→ **What the exercise asks**:
Go through the data and copy every line in which "terms" appears.

→ **Data provided**:
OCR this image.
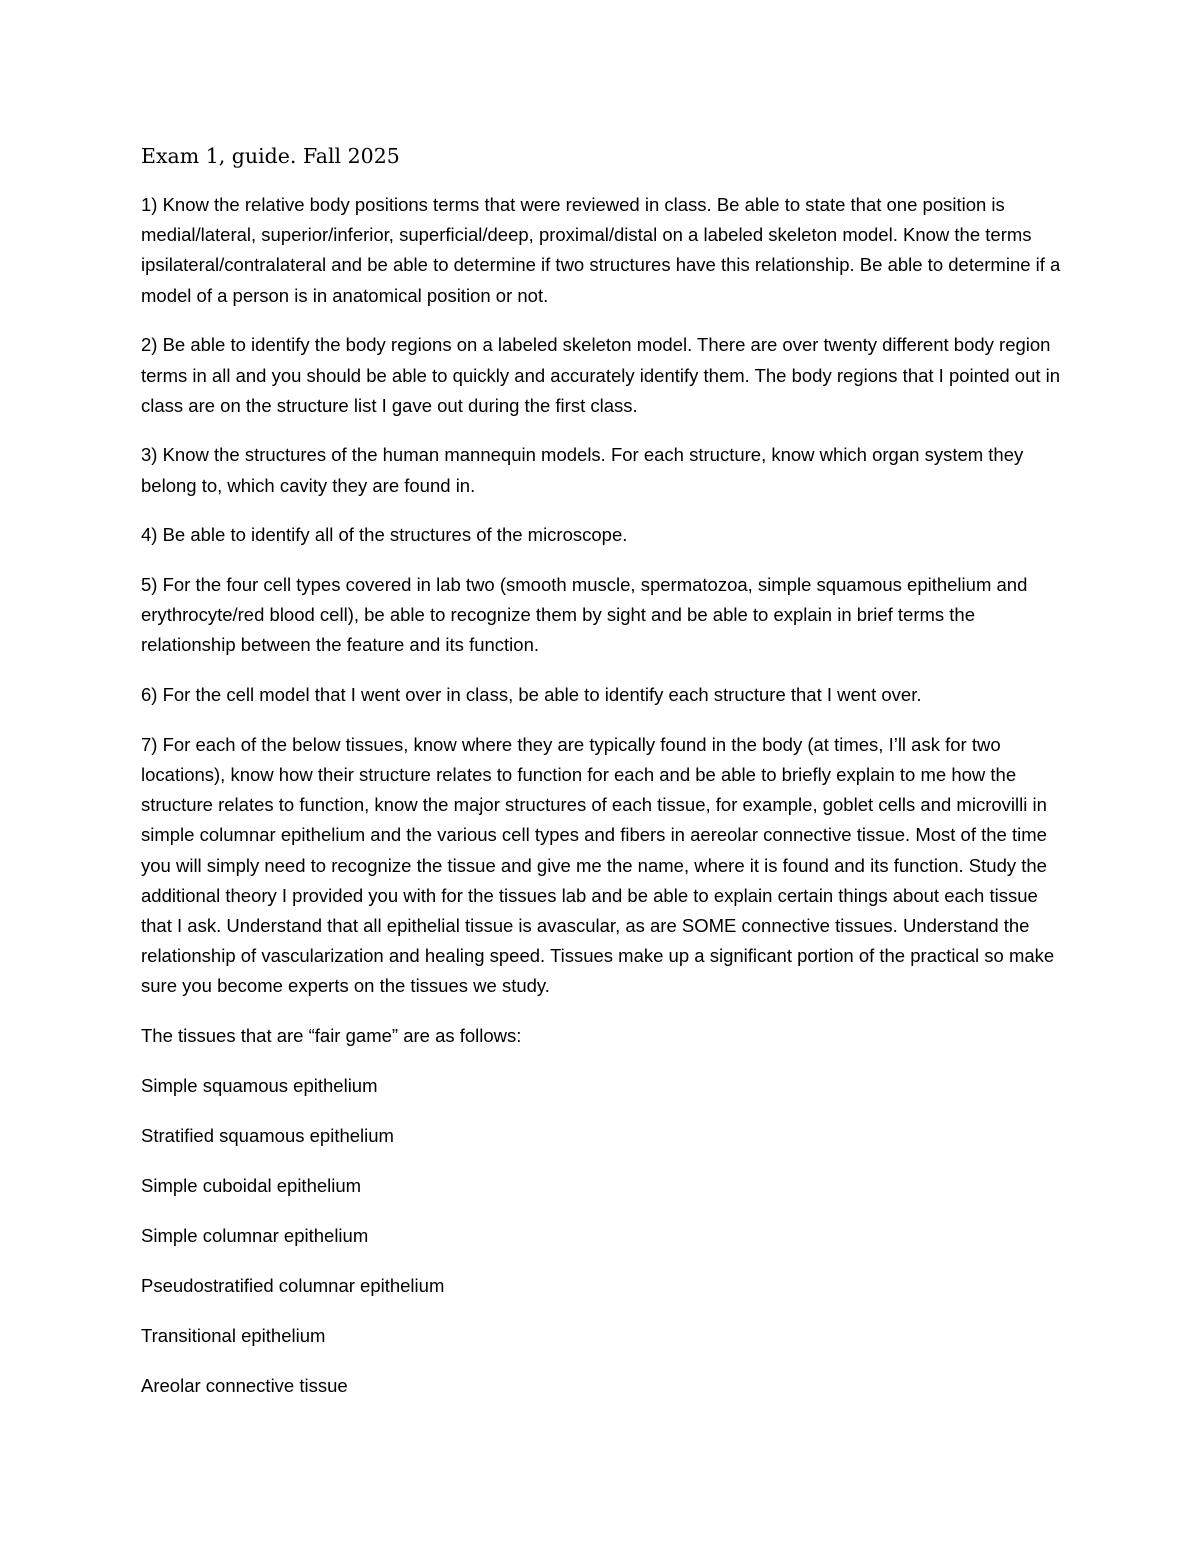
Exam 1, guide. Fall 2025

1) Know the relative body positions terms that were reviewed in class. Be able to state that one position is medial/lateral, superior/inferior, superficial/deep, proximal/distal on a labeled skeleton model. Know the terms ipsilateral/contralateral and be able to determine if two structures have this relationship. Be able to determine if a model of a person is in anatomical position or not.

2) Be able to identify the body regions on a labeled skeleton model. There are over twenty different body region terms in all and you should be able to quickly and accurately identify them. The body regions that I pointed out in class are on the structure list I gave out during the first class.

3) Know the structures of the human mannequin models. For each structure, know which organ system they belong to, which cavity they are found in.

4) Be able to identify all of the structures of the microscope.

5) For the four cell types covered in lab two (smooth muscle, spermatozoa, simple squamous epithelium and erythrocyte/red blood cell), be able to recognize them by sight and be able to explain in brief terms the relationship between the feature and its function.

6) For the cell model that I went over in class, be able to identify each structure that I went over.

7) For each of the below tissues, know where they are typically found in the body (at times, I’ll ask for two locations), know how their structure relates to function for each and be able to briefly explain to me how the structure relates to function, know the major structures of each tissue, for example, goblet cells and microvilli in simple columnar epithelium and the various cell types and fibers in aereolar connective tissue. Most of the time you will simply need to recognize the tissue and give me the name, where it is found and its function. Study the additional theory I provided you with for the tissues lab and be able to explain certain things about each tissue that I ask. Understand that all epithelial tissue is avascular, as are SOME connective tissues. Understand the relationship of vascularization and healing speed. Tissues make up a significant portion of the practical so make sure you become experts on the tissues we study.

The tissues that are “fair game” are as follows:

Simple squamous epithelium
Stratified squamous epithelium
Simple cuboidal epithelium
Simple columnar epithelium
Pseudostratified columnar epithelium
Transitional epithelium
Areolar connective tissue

→ **Answer for the task**:
1) Know the relative body positions terms that were reviewed in class. Be able to state that one position is medial/lateral, superior/inferior, superficial/deep, proximal/distal on a labeled skeleton model. Know the terms ipsilateral/contralateral and be able to determine if two structures have this relationship. Be able to determine if a model of a person is in anatomical position or not.
2) Be able to identify the body regions on a labeled skeleton model. There are over twenty different body region terms in all and you should be able to quickly and accurately identify them. The body regions that I pointed out in class are on the structure list I gave out during the first class.
5) For the four cell types covered in lab two (smooth muscle, spermatozoa, simple squamous epithelium and erythrocyte/red blood cell), be able to recognize them by sight and be able to explain in brief terms the relationship between the feature and its function.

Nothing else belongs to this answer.